### What is expected:
Pull out the stretch of the material below from its first line through the line containing "column-header: 信息内容 xyxy=(71,753,233,799)", both ends included, and repeat it word for word.

### The data:

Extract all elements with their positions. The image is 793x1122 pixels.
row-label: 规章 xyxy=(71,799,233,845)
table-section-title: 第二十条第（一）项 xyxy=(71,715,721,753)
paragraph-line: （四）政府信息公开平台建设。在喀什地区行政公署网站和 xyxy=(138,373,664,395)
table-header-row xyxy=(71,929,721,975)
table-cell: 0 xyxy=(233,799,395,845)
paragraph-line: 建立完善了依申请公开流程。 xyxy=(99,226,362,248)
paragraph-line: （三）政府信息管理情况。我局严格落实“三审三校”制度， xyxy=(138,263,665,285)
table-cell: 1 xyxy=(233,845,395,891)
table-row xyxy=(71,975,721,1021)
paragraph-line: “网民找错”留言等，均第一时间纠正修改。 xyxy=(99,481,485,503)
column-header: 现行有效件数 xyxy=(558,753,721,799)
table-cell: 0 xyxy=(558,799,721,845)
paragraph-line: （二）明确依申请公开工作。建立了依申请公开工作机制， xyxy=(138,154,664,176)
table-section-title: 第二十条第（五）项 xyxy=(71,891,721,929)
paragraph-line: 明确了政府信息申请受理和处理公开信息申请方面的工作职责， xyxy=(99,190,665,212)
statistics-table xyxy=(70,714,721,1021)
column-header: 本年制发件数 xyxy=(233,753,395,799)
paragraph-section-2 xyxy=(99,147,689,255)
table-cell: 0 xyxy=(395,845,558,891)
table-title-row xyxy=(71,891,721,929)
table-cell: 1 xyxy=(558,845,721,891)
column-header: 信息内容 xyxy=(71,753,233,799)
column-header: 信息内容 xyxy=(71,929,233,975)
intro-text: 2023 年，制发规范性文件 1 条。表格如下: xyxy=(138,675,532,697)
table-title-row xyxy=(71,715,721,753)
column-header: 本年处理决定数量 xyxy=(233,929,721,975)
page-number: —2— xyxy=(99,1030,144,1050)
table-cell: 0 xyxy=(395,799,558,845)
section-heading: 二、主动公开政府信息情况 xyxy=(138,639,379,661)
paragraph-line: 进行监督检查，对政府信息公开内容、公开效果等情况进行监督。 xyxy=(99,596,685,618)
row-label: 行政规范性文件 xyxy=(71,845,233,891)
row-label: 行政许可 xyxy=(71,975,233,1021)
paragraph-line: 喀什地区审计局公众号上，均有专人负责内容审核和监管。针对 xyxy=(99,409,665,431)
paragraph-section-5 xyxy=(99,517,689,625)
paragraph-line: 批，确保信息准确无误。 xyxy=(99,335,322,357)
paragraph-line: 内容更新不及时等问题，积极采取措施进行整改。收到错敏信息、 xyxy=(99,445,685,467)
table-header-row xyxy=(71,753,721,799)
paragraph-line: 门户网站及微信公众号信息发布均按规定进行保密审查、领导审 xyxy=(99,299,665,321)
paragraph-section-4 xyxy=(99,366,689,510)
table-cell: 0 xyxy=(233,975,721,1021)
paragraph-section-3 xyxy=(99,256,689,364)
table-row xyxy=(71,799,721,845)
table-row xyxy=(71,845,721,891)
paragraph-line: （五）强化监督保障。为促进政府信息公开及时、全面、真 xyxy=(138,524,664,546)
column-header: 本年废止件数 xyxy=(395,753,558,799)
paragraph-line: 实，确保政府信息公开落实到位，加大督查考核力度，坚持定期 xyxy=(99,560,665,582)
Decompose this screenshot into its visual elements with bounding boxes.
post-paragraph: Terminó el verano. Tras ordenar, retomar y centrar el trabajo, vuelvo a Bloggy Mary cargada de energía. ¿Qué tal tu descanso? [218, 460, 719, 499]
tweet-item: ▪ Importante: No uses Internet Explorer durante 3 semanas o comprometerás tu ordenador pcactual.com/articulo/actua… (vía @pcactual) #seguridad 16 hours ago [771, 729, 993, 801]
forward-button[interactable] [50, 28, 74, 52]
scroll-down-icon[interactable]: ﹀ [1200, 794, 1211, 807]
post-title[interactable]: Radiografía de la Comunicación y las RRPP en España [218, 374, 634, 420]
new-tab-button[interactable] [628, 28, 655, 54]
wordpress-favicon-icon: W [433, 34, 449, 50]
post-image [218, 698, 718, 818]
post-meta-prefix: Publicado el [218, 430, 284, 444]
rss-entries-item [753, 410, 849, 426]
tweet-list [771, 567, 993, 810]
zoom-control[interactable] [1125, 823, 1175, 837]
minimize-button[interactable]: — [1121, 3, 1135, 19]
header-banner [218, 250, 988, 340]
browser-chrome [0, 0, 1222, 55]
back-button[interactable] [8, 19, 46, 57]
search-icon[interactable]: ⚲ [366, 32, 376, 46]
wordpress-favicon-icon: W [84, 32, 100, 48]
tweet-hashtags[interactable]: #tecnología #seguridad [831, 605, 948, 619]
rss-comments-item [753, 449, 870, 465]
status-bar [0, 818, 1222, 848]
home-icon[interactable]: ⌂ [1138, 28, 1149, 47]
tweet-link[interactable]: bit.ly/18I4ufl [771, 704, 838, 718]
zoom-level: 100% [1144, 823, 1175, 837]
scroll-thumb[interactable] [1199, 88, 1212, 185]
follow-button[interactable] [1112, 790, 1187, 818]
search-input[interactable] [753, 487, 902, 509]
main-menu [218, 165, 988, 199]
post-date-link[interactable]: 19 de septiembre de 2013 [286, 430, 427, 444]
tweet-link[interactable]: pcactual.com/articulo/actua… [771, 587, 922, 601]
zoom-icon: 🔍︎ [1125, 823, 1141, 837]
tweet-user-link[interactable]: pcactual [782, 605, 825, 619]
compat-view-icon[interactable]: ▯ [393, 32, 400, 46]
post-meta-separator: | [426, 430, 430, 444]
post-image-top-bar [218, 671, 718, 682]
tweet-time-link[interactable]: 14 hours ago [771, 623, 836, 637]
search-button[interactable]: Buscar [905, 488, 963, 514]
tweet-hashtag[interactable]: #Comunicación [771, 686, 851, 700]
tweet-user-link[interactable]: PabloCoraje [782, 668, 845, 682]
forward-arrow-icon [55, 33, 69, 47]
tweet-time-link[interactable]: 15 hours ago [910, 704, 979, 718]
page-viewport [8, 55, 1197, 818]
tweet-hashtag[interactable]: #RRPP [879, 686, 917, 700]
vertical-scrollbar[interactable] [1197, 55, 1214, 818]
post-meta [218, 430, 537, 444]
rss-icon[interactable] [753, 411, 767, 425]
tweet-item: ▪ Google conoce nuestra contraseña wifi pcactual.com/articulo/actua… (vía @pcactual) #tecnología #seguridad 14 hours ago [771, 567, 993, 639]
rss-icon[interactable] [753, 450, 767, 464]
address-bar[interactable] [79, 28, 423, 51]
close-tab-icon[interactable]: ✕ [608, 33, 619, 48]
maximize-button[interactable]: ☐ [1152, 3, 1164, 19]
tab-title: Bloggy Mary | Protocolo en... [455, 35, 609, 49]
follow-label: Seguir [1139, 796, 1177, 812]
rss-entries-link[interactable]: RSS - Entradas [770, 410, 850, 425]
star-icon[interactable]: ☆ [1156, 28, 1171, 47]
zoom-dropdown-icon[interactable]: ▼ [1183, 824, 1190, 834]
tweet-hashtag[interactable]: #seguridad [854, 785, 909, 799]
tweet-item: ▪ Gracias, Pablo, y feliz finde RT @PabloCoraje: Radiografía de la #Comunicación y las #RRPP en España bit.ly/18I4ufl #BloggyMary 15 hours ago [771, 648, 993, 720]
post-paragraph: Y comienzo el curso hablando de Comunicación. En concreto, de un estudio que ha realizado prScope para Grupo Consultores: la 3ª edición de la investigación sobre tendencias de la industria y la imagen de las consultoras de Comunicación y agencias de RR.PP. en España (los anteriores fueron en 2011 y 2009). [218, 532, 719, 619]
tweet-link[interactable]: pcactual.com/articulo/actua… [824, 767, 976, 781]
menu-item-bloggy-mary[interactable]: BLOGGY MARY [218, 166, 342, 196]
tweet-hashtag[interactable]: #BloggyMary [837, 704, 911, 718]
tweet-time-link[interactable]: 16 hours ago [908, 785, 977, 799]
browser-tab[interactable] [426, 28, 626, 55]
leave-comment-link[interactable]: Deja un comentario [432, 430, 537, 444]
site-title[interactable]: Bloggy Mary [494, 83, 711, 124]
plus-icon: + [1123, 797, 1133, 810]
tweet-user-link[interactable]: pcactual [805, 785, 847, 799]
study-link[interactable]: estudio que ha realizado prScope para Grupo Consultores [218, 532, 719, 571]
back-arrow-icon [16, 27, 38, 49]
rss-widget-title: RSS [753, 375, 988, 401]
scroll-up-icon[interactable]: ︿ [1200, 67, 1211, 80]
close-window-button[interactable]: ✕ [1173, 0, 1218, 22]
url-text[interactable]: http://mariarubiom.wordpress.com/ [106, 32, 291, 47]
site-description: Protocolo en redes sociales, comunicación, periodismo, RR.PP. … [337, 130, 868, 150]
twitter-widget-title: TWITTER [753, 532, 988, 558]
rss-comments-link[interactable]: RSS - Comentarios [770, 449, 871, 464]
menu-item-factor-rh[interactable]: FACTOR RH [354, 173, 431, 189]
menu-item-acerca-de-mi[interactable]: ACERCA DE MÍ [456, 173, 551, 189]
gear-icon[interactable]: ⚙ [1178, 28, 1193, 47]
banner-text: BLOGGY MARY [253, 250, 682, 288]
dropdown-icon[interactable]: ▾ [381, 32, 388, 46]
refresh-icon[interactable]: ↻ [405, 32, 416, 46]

### Completed exercise:
Extract all elements with their positions. The image is 793x1122 pixels.
row-label: 规章 xyxy=(71,799,233,845)
table-section-title: 第二十条第（一）项 xyxy=(71,715,721,753)
paragraph-line: （四）政府信息公开平台建设。在喀什地区行政公署网站和 xyxy=(138,373,664,395)
table-header-row xyxy=(71,929,721,975)
table-cell: 0 xyxy=(233,799,395,845)
paragraph-line: 建立完善了依申请公开流程。 xyxy=(99,226,362,248)
paragraph-line: （三）政府信息管理情况。我局严格落实“三审三校”制度， xyxy=(138,263,665,285)
table-cell: 1 xyxy=(233,845,395,891)
table-row xyxy=(71,975,721,1021)
paragraph-line: “网民找错”留言等，均第一时间纠正修改。 xyxy=(99,481,485,503)
column-header: 现行有效件数 xyxy=(558,753,721,799)
table-cell: 0 xyxy=(558,799,721,845)
paragraph-line: （二）明确依申请公开工作。建立了依申请公开工作机制， xyxy=(138,154,664,176)
table-section-title: 第二十条第（五）项 xyxy=(71,891,721,929)
paragraph-line: 明确了政府信息申请受理和处理公开信息申请方面的工作职责， xyxy=(99,190,665,212)
statistics-table xyxy=(70,714,721,1021)
column-header: 本年制发件数 xyxy=(233,753,395,799)
paragraph-section-2 xyxy=(99,147,689,255)
table-cell: 0 xyxy=(395,845,558,891)
table-title-row xyxy=(71,891,721,929)
table-cell: 1 xyxy=(558,845,721,891)
column-header: 信息内容 xyxy=(71,753,233,799)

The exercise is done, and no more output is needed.